+++ RECORD EXTRACTS +++

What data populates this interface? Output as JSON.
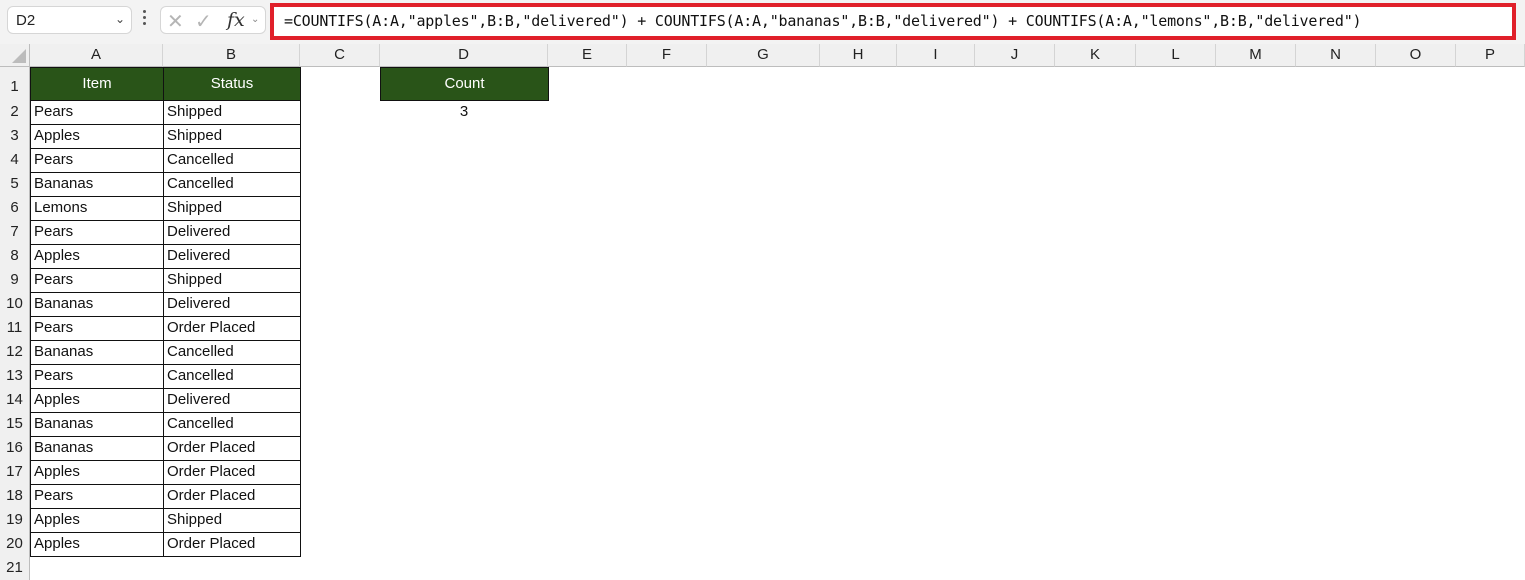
{
  "toolbar": {
    "name_box": "D2",
    "cancel_icon": "✕",
    "confirm_icon": "✓",
    "fx_label": "fx",
    "formula": "=COUNTIFS(A:A,\"apples\",B:B,\"delivered\") + COUNTIFS(A:A,\"bananas\",B:B,\"delivered\") + COUNTIFS(A:A,\"lemons\",B:B,\"delivered\")"
  },
  "columns": [
    "A",
    "B",
    "C",
    "D",
    "E",
    "F",
    "G",
    "H",
    "I",
    "J",
    "K",
    "L",
    "M",
    "N",
    "O",
    "P"
  ],
  "rows": [
    "1",
    "2",
    "3",
    "4",
    "5",
    "6",
    "7",
    "8",
    "9",
    "10",
    "11",
    "12",
    "13",
    "14",
    "15",
    "16",
    "17",
    "18",
    "19",
    "20",
    "21"
  ],
  "table": {
    "headers": [
      "Item",
      "Status"
    ],
    "rows": [
      [
        "Pears",
        "Shipped"
      ],
      [
        "Apples",
        "Shipped"
      ],
      [
        "Pears",
        "Cancelled"
      ],
      [
        "Bananas",
        "Cancelled"
      ],
      [
        "Lemons",
        "Shipped"
      ],
      [
        "Pears",
        "Delivered"
      ],
      [
        "Apples",
        "Delivered"
      ],
      [
        "Pears",
        "Shipped"
      ],
      [
        "Bananas",
        "Delivered"
      ],
      [
        "Pears",
        "Order Placed"
      ],
      [
        "Bananas",
        "Cancelled"
      ],
      [
        "Pears",
        "Cancelled"
      ],
      [
        "Apples",
        "Delivered"
      ],
      [
        "Bananas",
        "Cancelled"
      ],
      [
        "Bananas",
        "Order Placed"
      ],
      [
        "Apples",
        "Order Placed"
      ],
      [
        "Pears",
        "Order Placed"
      ],
      [
        "Apples",
        "Shipped"
      ],
      [
        "Apples",
        "Order Placed"
      ]
    ]
  },
  "count": {
    "header": "Count",
    "value": "3"
  },
  "colors": {
    "header_fill": "#295418",
    "highlight_border": "#e0202a"
  }
}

+++

PROBLEM
Leave out the pictures and return every record word for word.

FINAL RESULT
What data populates this interface? Output as JSON.
{
  "toolbar": {
    "name_box": "D2",
    "cancel_icon": "✕",
    "confirm_icon": "✓",
    "fx_label": "fx",
    "formula": "=COUNTIFS(A:A,\"apples\",B:B,\"delivered\") + COUNTIFS(A:A,\"bananas\",B:B,\"delivered\") + COUNTIFS(A:A,\"lemons\",B:B,\"delivered\")"
  },
  "columns": [
    "A",
    "B",
    "C",
    "D",
    "E",
    "F",
    "G",
    "H",
    "I",
    "J",
    "K",
    "L",
    "M",
    "N",
    "O",
    "P"
  ],
  "rows": [
    "1",
    "2",
    "3",
    "4",
    "5",
    "6",
    "7",
    "8",
    "9",
    "10",
    "11",
    "12",
    "13",
    "14",
    "15",
    "16",
    "17",
    "18",
    "19",
    "20",
    "21"
  ],
  "table": {
    "headers": [
      "Item",
      "Status"
    ],
    "rows": [
      [
        "Pears",
        "Shipped"
      ],
      [
        "Apples",
        "Shipped"
      ],
      [
        "Pears",
        "Cancelled"
      ],
      [
        "Bananas",
        "Cancelled"
      ],
      [
        "Lemons",
        "Shipped"
      ],
      [
        "Pears",
        "Delivered"
      ],
      [
        "Apples",
        "Delivered"
      ],
      [
        "Pears",
        "Shipped"
      ],
      [
        "Bananas",
        "Delivered"
      ],
      [
        "Pears",
        "Order Placed"
      ],
      [
        "Bananas",
        "Cancelled"
      ],
      [
        "Pears",
        "Cancelled"
      ],
      [
        "Apples",
        "Delivered"
      ],
      [
        "Bananas",
        "Cancelled"
      ],
      [
        "Bananas",
        "Order Placed"
      ],
      [
        "Apples",
        "Order Placed"
      ],
      [
        "Pears",
        "Order Placed"
      ],
      [
        "Apples",
        "Shipped"
      ],
      [
        "Apples",
        "Order Placed"
      ]
    ]
  },
  "count": {
    "header": "Count",
    "value": "3"
  },
  "colors": {
    "header_fill": "#295418",
    "highlight_border": "#e0202a"
  }
}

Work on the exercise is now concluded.